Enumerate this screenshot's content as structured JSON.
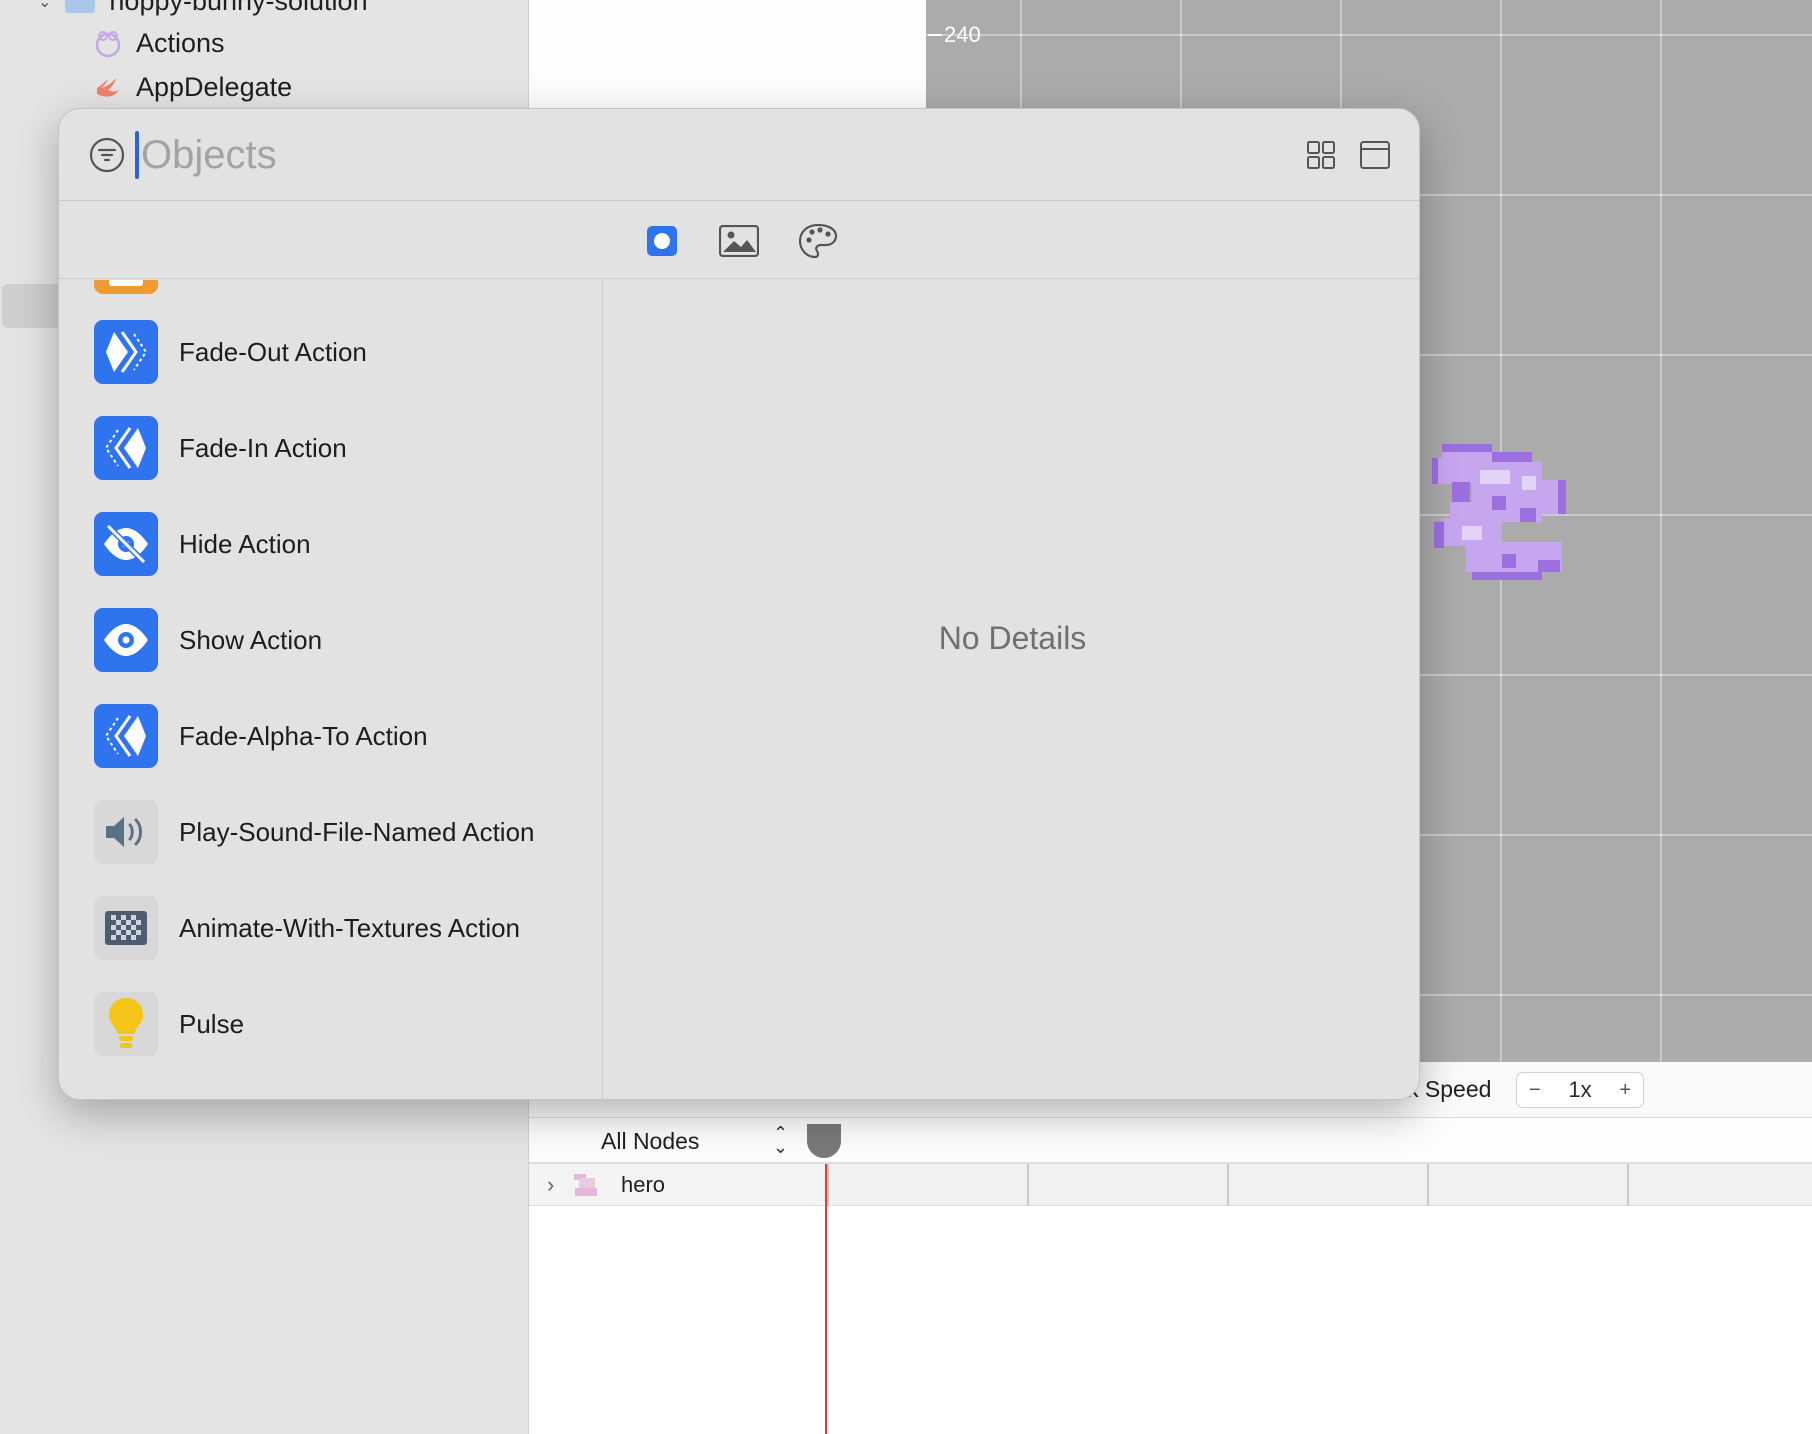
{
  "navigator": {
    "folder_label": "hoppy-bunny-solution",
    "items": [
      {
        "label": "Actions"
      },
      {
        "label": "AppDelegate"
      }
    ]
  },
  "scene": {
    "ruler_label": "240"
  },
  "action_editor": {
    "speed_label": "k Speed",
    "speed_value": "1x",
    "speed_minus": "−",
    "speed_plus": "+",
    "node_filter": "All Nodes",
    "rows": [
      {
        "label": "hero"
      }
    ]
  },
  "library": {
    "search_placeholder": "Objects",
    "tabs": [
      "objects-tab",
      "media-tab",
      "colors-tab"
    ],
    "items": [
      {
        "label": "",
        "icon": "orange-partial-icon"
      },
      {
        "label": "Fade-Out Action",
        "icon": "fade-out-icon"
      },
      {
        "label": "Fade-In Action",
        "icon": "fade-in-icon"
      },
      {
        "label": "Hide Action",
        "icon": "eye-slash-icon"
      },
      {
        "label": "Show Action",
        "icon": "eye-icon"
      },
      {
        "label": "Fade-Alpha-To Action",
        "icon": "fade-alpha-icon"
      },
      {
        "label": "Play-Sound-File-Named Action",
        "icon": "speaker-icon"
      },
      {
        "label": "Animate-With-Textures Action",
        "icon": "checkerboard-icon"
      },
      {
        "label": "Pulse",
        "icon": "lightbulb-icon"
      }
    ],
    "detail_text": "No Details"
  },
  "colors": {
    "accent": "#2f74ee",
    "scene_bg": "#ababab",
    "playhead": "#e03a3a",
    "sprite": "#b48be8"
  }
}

---

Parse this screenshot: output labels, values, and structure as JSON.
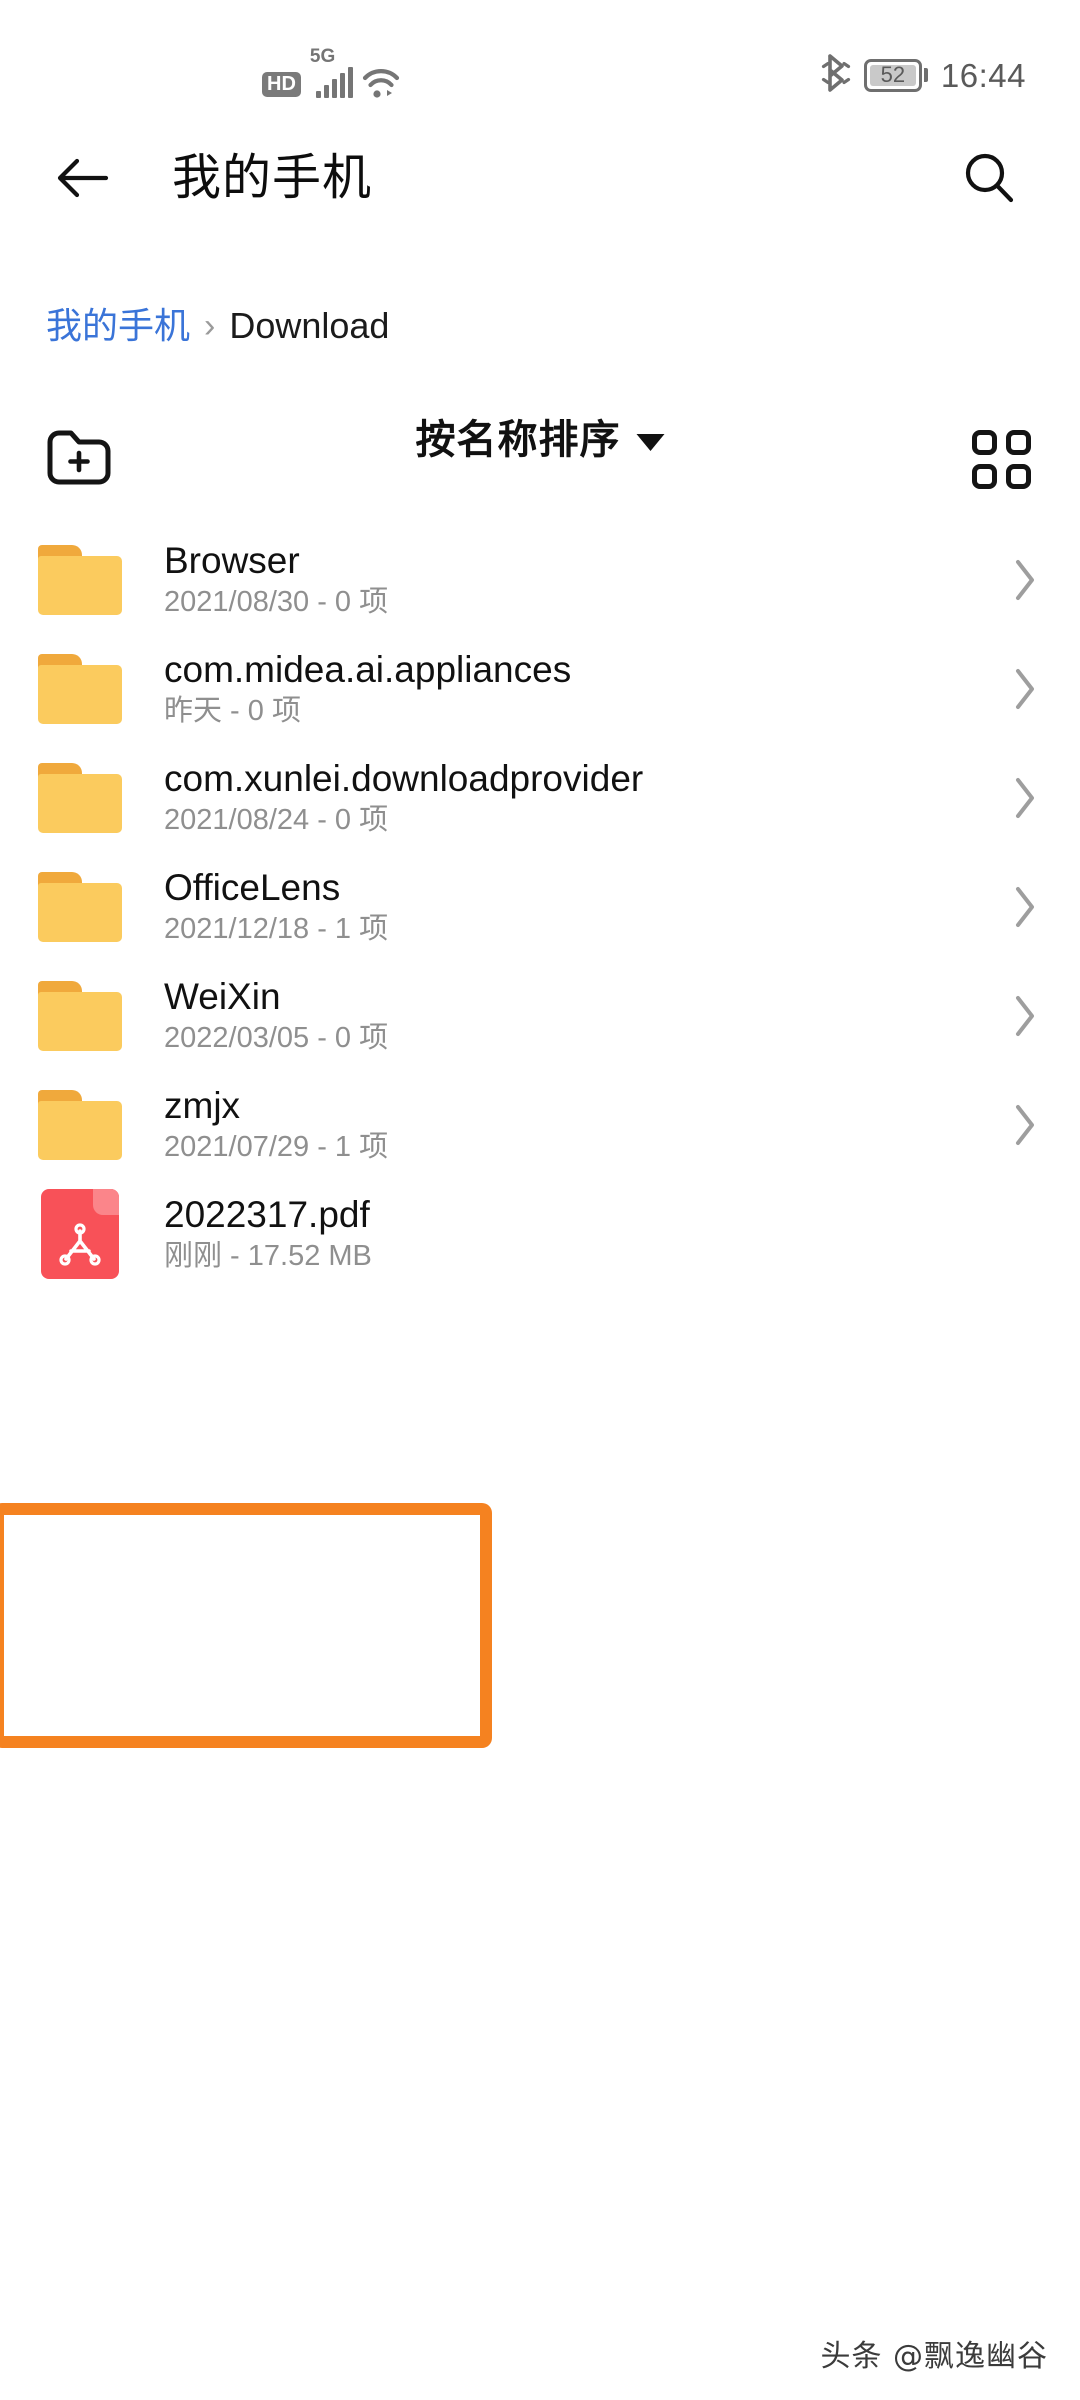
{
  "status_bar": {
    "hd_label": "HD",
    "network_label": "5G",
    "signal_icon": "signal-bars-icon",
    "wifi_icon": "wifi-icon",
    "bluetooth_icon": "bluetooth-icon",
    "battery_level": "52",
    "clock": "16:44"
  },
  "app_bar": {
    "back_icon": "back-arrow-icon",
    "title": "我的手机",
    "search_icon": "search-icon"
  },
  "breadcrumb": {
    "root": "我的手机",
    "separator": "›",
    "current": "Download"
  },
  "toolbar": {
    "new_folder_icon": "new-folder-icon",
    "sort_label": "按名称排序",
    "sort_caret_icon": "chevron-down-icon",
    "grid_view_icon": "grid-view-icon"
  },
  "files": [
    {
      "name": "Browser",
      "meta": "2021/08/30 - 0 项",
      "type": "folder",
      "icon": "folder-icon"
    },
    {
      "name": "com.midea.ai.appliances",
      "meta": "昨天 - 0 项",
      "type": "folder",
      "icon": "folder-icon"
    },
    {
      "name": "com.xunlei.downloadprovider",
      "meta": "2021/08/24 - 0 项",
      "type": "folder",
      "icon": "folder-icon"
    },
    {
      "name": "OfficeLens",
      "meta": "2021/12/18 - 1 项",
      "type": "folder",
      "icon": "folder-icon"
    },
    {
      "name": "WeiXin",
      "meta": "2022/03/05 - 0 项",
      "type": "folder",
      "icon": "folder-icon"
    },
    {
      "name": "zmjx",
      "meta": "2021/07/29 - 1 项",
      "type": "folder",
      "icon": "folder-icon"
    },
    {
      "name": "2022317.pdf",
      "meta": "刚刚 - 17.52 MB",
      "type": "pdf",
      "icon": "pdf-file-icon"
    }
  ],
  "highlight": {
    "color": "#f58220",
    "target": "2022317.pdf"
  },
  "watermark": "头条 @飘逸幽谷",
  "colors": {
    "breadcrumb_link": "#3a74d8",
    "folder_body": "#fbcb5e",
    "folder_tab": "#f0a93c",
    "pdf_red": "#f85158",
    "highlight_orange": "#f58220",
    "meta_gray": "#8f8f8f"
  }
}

# REQUIRED TASK
Your task is to collect every line above that contains the word "JSON".

# EXPECTED ANSWER
Enumerate this screenshot's content as structured JSON.
Parse this screenshot: output labels, values, and structure as JSON.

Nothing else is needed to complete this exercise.